• _MATERIAL FOR THIS EXERCISE_:
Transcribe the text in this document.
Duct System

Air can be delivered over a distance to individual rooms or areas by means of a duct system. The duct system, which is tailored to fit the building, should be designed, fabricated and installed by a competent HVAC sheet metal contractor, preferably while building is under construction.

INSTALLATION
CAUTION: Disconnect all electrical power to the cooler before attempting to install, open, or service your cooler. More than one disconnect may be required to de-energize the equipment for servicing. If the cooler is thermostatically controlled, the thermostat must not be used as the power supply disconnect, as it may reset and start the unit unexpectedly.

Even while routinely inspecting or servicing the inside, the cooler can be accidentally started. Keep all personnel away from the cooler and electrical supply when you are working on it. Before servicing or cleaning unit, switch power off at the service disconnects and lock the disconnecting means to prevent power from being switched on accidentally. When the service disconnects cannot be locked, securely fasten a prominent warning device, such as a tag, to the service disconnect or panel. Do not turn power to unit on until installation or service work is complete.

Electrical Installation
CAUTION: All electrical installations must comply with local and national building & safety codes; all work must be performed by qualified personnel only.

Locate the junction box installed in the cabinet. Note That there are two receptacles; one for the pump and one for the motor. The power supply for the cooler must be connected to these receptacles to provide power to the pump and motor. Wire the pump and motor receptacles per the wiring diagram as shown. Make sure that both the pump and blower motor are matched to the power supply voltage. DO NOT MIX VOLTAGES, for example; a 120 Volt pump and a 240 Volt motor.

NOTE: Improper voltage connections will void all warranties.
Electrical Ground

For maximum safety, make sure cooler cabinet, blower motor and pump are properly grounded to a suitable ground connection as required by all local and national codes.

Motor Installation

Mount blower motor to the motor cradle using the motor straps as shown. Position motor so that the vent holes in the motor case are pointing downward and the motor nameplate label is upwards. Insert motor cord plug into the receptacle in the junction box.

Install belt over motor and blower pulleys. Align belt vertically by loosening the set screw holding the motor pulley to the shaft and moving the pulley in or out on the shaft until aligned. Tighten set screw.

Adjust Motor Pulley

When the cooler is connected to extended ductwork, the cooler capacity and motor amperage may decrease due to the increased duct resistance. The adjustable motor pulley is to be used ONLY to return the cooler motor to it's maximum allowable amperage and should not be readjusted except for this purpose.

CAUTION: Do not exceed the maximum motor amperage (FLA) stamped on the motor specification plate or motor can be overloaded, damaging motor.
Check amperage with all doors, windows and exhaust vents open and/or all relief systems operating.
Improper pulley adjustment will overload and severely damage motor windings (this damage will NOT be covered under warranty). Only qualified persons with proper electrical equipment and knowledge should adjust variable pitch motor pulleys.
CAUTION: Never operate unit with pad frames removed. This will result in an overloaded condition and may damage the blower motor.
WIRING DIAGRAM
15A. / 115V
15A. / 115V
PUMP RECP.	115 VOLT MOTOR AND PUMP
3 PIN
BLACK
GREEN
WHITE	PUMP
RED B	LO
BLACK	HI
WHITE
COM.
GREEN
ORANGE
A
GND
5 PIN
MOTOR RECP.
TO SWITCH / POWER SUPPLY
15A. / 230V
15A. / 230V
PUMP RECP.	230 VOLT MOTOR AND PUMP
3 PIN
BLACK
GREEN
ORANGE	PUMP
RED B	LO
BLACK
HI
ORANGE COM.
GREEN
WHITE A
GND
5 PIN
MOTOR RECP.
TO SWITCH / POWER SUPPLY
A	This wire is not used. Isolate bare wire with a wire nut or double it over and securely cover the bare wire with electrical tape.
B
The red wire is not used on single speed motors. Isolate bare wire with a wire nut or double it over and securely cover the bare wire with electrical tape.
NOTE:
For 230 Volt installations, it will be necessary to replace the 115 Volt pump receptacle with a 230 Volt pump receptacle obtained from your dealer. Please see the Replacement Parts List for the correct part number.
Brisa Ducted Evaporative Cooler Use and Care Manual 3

• _GIVEN INSTRUCTION_:
Return all of the entries exactly as written.

• _RESPONSE TO THIS TASK_:
Transcribe the text in this document.
Duct System

Air can be delivered over a distance to individual rooms or areas by means of a duct system. The duct system, which is tailored to fit the building, should be designed, fabricated and installed by a competent HVAC sheet metal contractor, preferably while building is under construction.

INSTALLATION
CAUTION: Disconnect all electrical power to the cooler before attempting to install, open, or service your cooler. More than one disconnect may be required to de-energize the equipment for servicing. If the cooler is thermostatically controlled, the thermostat must not be used as the power supply disconnect, as it may reset and start the unit unexpectedly.

Even while routinely inspecting or servicing the inside, the cooler can be accidentally started. Keep all personnel away from the cooler and electrical supply when you are working on it. Before servicing or cleaning unit, switch power off at the service disconnects and lock the disconnecting means to prevent power from being switched on accidentally. When the service disconnects cannot be locked, securely fasten a prominent warning device, such as a tag, to the service disconnect or panel. Do not turn power to unit on until installation or service work is complete.

Electrical Installation
CAUTION: All electrical installations must comply with local and national building & safety codes; all work must be performed by qualified personnel only.

Locate the junction box installed in the cabinet. Note That there are two receptacles; one for the pump and one for the motor. The power supply for the cooler must be connected to these receptacles to provide power to the pump and motor. Wire the pump and motor receptacles per the wiring diagram as shown. Make sure that both the pump and blower motor are matched to the power supply voltage. DO NOT MIX VOLTAGES, for example; a 120 Volt pump and a 240 Volt motor.

NOTE: Improper voltage connections will void all warranties.
Electrical Ground

For maximum safety, make sure cooler cabinet, blower motor and pump are properly grounded to a suitable ground connection as required by all local and national codes.

Motor Installation

Mount blower motor to the motor cradle using the motor straps as shown. Position motor so that the vent holes in the motor case are pointing downward and the motor nameplate label is upwards. Insert motor cord plug into the receptacle in the junction box.

Install belt over motor and blower pulleys. Align belt vertically by loosening the set screw holding the motor pulley to the shaft and moving the pulley in or out on the shaft until aligned. Tighten set screw.

Adjust Motor Pulley

When the cooler is connected to extended ductwork, the cooler capacity and motor amperage may decrease due to the increased duct resistance. The adjustable motor pulley is to be used ONLY to return the cooler motor to it's maximum allowable amperage and should not be readjusted except for this purpose.

CAUTION: Do not exceed the maximum motor amperage (FLA) stamped on the motor specification plate or motor can be overloaded, damaging motor.
Check amperage with all doors, windows and exhaust vents open and/or all relief systems operating.
Improper pulley adjustment will overload and severely damage motor windings (this damage will NOT be covered under warranty). Only qualified persons with proper electrical equipment and knowledge should adjust variable pitch motor pulleys.
CAUTION: Never operate unit with pad frames removed. This will result in an overloaded condition and may damage the blower motor.
WIRING DIAGRAM
15A. / 115V
15A. / 115V
PUMP RECP.	115 VOLT MOTOR AND PUMP
3 PIN
BLACK
GREEN
WHITE	PUMP
RED B	LO
BLACK	HI
WHITE
COM.
GREEN
ORANGE
A
GND
5 PIN
MOTOR RECP.
TO SWITCH / POWER SUPPLY
15A. / 230V
15A. / 230V
PUMP RECP.	230 VOLT MOTOR AND PUMP
3 PIN
BLACK
GREEN
ORANGE	PUMP
RED B	LO
BLACK
HI
ORANGE COM.
GREEN
WHITE A
GND
5 PIN
MOTOR RECP.
TO SWITCH / POWER SUPPLY
A	This wire is not used. Isolate bare wire with a wire nut or double it over and securely cover the bare wire with electrical tape.
B
The red wire is not used on single speed motors. Isolate bare wire with a wire nut or double it over and securely cover the bare wire with electrical tape.
NOTE:
For 230 Volt installations, it will be necessary to replace the 115 Volt pump receptacle with a 230 Volt pump receptacle obtained from your dealer. Please see the Replacement Parts List for the correct part number.
Brisa Ducted Evaporative Cooler Use and Care Manual 3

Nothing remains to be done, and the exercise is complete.